* **What this task involves**: Filter the data below for the string "googlesamples" and copy each matching line.

* **Data shown**:
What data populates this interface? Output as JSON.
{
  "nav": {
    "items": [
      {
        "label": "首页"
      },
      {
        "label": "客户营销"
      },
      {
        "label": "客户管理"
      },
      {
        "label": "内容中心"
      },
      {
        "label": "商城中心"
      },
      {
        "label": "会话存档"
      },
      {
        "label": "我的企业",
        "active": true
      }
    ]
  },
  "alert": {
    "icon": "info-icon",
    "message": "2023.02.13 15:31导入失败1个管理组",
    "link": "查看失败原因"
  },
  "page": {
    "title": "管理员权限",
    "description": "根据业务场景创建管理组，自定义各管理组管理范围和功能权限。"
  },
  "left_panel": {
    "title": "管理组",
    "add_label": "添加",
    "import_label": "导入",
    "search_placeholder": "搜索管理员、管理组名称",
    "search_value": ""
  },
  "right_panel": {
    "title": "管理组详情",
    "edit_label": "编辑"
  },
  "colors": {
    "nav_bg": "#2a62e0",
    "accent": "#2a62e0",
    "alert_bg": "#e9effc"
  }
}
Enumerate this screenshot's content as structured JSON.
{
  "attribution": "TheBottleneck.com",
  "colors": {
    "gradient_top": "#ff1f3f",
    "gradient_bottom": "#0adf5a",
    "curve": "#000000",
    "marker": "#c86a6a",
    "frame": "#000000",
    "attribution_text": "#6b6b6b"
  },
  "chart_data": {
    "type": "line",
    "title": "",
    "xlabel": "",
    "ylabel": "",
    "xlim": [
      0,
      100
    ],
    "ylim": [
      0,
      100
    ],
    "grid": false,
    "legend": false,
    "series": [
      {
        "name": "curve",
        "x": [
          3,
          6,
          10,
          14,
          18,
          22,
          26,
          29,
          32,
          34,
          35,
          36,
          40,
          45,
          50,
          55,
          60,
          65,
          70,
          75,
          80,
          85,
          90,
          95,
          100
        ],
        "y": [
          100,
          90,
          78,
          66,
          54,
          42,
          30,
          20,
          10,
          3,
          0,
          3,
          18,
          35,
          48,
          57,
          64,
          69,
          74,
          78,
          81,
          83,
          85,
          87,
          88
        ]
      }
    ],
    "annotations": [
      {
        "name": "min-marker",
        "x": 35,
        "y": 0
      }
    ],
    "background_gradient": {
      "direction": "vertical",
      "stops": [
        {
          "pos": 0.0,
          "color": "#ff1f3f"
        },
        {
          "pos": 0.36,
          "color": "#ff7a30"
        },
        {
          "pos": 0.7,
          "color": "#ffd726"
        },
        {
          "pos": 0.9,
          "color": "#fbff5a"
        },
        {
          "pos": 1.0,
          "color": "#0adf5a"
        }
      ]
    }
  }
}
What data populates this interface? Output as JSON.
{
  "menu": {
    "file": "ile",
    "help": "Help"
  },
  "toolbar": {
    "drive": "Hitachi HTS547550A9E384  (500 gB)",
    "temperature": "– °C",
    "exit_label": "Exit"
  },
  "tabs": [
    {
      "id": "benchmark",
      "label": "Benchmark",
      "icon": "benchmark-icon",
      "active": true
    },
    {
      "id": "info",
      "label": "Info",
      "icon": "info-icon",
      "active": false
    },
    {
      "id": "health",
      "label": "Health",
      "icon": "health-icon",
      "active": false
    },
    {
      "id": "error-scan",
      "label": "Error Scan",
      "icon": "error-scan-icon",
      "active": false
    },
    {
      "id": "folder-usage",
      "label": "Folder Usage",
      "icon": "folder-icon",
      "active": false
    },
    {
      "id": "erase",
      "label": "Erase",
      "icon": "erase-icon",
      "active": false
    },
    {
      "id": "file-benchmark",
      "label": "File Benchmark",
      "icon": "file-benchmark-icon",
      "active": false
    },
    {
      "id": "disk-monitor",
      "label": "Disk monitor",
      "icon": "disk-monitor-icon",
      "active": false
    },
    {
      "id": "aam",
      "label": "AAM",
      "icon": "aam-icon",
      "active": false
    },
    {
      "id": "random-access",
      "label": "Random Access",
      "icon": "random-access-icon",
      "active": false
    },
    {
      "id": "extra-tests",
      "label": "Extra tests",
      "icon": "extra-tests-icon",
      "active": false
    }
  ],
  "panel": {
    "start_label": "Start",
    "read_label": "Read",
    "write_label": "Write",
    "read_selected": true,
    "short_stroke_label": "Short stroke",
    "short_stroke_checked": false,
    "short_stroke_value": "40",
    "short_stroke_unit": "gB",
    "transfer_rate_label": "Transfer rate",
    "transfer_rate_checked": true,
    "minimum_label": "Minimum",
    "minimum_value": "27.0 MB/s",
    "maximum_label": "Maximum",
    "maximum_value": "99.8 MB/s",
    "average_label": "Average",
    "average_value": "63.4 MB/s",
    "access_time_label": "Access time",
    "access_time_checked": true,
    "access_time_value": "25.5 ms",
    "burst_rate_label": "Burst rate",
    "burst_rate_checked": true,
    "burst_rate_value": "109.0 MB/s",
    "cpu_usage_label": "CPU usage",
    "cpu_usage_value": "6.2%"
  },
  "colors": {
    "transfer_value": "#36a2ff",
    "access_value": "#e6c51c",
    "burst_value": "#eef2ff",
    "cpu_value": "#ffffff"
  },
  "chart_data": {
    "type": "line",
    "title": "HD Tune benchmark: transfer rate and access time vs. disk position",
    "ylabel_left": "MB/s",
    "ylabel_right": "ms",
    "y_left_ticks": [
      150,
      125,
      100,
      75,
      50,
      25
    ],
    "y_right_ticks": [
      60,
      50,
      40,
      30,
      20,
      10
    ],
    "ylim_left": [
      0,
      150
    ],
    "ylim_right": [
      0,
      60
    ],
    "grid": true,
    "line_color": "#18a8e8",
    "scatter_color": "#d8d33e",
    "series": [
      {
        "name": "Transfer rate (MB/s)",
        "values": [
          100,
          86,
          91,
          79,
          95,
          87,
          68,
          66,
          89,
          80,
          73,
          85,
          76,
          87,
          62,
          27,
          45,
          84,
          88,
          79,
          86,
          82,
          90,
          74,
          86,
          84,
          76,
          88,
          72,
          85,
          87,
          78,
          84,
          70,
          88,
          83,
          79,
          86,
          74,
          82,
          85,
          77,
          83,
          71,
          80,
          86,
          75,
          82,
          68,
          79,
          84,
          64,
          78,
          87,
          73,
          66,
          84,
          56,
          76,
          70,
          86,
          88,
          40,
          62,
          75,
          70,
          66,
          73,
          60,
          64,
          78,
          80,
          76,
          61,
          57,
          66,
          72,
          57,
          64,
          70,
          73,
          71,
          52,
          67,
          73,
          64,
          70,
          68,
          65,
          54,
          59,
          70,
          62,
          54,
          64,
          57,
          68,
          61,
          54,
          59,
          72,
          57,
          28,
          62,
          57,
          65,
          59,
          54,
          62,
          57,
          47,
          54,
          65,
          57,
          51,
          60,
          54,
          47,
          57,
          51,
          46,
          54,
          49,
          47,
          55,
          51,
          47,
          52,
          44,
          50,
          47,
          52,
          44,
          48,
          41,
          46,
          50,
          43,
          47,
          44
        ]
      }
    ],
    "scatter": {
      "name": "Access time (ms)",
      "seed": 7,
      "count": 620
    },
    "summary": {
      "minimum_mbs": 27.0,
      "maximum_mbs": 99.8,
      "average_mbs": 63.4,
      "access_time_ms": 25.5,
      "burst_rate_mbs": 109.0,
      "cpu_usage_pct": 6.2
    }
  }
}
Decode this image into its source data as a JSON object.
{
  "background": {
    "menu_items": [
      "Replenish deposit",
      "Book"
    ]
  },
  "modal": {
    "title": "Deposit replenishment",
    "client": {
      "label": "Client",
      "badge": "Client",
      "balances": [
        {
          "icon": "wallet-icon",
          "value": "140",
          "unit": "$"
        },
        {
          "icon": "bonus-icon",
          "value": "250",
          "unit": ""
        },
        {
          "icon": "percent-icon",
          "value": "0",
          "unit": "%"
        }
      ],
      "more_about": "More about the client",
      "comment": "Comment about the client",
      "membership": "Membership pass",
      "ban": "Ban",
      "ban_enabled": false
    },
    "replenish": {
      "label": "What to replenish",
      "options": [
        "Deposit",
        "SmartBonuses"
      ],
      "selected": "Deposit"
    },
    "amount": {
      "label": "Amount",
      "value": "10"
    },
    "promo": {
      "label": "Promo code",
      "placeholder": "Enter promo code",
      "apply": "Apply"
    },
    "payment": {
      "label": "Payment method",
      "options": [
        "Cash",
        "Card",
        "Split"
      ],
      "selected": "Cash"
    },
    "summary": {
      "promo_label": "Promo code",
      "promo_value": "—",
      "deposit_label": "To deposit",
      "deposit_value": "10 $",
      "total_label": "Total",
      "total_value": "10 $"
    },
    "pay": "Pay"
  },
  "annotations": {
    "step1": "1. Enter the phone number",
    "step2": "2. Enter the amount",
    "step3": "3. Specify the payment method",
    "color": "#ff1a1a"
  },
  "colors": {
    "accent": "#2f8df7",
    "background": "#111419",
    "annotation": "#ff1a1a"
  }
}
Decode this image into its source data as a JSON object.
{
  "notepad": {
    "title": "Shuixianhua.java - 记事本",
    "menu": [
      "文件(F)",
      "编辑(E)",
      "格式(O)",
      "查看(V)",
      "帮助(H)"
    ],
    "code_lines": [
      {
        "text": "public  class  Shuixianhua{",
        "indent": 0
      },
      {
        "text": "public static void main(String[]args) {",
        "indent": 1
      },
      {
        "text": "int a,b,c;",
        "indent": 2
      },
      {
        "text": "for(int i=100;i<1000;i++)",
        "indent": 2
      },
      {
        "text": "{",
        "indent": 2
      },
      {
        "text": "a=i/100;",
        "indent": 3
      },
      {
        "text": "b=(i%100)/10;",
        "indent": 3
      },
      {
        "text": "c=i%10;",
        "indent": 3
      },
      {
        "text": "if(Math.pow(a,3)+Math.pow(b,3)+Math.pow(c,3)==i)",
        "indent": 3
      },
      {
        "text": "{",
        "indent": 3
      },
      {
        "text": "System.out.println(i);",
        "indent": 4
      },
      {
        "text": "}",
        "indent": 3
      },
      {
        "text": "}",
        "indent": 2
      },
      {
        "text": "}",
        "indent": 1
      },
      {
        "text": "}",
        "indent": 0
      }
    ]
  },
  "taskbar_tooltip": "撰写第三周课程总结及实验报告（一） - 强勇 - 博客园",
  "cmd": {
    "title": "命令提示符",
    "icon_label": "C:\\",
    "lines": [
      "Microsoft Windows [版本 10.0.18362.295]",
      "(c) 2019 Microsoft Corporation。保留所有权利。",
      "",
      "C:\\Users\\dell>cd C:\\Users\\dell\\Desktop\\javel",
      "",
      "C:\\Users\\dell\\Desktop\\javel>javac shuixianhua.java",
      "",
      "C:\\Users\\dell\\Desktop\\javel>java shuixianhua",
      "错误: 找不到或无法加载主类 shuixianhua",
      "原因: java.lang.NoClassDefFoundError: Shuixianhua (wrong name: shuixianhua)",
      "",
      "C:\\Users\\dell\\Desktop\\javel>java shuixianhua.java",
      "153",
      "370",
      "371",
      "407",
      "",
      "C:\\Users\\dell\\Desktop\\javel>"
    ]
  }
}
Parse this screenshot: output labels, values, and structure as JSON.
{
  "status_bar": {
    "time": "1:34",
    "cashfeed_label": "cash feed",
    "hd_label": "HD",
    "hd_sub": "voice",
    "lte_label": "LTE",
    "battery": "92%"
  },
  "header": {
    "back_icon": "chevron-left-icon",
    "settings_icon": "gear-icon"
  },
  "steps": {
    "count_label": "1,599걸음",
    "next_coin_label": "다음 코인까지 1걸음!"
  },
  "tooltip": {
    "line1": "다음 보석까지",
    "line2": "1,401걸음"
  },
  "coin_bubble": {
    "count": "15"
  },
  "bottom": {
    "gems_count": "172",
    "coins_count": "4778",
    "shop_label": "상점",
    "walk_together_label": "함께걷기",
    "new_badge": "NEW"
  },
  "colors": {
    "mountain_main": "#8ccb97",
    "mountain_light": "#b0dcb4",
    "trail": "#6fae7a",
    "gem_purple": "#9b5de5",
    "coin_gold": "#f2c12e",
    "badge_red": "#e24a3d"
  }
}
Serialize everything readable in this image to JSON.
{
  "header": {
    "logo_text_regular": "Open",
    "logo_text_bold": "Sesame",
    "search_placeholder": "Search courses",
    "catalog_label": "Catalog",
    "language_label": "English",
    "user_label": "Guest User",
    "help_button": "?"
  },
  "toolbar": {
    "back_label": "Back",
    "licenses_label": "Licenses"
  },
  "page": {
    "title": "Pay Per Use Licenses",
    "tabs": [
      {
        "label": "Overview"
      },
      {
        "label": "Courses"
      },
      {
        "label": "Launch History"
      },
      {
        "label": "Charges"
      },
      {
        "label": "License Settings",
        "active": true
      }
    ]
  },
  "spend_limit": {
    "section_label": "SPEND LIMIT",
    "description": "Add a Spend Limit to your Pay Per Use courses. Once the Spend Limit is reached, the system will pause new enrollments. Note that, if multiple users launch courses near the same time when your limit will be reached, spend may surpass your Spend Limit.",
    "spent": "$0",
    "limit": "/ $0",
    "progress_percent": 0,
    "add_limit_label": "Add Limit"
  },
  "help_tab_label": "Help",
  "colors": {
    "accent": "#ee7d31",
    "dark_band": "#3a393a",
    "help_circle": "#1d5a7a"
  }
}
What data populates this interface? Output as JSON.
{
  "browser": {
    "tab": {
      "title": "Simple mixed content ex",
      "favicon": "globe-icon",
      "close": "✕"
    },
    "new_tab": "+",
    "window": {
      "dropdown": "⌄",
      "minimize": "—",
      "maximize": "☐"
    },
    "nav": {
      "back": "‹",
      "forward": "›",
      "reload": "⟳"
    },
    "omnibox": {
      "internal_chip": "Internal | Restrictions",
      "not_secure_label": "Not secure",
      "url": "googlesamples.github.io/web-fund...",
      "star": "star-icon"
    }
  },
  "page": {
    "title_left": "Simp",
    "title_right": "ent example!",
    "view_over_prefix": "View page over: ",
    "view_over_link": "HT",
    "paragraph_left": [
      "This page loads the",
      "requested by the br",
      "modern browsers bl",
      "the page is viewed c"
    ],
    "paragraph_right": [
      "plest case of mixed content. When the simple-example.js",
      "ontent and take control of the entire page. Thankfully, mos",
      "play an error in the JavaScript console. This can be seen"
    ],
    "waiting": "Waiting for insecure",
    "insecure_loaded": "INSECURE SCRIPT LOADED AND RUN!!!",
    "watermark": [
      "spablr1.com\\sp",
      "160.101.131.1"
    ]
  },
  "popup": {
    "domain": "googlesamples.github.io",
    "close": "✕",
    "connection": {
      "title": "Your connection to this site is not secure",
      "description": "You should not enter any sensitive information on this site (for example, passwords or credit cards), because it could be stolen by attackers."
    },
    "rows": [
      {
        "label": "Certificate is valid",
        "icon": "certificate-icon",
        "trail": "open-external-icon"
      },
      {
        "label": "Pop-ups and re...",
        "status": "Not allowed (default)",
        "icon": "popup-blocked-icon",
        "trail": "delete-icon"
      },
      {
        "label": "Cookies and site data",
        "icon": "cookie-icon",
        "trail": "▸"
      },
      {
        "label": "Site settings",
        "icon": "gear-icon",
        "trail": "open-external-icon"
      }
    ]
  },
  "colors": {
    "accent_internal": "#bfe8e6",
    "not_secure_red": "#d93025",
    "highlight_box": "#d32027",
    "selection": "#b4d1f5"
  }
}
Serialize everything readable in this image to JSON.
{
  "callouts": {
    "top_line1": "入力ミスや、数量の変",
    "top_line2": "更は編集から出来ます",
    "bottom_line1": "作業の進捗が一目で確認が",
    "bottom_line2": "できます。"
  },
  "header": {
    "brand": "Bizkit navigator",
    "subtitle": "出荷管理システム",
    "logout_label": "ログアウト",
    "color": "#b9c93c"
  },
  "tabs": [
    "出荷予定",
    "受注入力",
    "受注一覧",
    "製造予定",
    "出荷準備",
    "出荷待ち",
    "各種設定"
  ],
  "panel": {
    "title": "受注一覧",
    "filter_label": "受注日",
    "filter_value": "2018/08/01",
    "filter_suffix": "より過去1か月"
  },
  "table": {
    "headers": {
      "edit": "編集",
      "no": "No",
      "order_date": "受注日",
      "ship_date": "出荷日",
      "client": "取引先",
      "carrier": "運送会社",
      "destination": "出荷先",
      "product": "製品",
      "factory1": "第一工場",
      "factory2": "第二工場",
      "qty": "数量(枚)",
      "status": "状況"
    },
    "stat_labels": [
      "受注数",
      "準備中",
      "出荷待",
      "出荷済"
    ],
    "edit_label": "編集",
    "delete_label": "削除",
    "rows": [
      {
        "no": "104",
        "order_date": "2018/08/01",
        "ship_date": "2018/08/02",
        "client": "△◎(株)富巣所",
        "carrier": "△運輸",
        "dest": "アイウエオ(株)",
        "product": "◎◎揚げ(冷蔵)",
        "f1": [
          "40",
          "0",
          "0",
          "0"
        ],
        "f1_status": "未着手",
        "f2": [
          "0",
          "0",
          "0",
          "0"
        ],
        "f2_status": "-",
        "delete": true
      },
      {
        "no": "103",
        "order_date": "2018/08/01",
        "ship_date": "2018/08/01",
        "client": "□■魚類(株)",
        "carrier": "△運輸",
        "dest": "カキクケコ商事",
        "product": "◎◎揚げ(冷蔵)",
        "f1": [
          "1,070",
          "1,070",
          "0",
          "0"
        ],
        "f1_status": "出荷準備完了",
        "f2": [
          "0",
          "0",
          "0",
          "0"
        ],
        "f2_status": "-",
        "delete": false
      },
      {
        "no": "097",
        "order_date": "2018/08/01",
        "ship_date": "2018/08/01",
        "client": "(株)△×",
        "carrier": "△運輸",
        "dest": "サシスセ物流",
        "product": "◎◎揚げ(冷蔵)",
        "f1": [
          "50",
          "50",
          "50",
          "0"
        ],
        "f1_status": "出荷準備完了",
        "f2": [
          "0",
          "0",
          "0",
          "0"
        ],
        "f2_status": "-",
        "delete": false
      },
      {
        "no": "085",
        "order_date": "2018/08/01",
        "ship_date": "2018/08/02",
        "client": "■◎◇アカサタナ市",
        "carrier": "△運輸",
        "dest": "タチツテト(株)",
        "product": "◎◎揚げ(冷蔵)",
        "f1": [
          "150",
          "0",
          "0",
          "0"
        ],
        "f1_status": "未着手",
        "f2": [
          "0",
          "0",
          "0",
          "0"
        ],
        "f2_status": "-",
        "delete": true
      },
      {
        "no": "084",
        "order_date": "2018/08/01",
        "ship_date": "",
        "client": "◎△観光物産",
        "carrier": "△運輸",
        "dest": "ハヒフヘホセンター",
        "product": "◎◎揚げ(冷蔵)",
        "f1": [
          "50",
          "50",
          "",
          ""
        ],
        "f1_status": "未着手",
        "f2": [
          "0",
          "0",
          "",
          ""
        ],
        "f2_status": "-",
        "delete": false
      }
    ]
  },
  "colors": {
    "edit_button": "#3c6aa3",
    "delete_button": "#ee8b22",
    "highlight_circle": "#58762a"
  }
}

* **The response**:
      "url": "googlesamples.github.io/web-fund...",
    "domain": "googlesamples.github.io",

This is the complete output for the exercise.